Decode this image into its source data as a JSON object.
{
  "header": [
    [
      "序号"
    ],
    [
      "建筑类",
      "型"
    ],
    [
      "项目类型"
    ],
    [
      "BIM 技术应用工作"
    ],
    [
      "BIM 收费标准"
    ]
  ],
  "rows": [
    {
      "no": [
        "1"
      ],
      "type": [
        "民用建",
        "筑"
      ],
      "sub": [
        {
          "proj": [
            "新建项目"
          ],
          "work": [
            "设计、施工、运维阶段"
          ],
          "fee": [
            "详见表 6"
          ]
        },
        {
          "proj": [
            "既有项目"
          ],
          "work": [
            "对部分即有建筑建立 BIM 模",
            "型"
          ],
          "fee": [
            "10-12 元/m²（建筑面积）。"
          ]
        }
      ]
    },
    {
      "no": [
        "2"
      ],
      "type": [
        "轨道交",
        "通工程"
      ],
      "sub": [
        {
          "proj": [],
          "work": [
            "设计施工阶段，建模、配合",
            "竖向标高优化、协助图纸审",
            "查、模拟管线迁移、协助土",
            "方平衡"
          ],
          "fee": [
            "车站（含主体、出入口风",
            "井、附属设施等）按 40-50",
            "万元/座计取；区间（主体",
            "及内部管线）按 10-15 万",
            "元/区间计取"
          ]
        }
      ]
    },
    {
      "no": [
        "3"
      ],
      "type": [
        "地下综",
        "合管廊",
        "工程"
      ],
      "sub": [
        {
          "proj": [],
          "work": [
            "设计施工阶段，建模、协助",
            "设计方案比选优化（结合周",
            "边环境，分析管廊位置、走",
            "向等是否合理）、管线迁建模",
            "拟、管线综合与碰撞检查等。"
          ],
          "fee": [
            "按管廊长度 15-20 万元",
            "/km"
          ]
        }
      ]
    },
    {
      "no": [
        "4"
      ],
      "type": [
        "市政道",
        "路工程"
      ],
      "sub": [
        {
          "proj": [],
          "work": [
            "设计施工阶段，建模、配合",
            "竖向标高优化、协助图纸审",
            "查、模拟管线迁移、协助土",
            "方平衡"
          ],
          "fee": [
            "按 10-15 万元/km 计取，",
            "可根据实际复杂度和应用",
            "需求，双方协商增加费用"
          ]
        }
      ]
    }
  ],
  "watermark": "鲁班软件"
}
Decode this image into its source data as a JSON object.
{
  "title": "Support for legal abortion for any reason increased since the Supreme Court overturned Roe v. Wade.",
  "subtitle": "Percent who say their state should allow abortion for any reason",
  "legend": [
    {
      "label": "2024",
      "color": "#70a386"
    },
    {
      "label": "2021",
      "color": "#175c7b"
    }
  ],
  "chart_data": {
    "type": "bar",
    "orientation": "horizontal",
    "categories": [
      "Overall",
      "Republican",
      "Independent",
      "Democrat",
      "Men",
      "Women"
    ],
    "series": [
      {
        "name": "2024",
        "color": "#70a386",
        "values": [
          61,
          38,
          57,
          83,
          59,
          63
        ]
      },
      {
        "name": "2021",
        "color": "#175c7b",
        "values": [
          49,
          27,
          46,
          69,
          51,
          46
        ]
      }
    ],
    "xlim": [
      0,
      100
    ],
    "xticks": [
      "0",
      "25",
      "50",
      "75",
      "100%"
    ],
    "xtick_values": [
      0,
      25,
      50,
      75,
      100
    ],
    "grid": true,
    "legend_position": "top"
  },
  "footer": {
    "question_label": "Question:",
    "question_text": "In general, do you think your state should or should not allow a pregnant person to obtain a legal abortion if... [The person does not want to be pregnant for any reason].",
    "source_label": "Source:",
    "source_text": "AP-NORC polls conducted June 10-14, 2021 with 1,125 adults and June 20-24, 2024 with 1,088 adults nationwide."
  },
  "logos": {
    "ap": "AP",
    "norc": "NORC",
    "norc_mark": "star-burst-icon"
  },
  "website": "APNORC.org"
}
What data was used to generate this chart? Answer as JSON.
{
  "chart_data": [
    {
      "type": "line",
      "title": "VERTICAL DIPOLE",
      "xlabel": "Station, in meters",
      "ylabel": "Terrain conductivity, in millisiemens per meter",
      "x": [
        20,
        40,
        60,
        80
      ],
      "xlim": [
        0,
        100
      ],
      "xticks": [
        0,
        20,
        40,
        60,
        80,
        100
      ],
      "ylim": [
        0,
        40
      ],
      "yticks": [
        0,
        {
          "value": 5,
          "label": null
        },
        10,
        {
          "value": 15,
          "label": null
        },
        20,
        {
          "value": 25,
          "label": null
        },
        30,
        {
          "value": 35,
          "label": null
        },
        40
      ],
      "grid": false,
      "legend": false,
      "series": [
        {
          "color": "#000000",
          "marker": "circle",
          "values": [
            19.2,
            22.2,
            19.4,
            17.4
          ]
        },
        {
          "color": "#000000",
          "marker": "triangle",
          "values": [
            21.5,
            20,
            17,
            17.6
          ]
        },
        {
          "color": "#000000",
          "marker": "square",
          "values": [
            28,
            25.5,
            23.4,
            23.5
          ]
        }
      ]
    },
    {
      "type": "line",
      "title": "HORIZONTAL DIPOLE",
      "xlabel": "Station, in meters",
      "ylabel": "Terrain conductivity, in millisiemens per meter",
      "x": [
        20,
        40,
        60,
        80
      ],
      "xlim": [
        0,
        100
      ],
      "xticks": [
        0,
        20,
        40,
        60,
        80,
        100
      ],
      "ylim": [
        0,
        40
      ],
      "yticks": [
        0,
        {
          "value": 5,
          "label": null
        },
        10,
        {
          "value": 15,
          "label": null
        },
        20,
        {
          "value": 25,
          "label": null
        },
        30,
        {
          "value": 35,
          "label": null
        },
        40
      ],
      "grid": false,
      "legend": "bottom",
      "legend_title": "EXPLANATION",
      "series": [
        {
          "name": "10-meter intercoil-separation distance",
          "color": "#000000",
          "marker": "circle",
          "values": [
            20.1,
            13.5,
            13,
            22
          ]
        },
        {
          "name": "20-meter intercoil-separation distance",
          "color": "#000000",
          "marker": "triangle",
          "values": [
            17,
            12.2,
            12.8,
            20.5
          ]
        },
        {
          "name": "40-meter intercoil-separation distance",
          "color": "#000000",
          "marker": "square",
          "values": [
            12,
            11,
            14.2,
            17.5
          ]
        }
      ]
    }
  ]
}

DO THIS: Report how many lines of the data hold the string "separation"; give only the number.

THE ANSWER: 3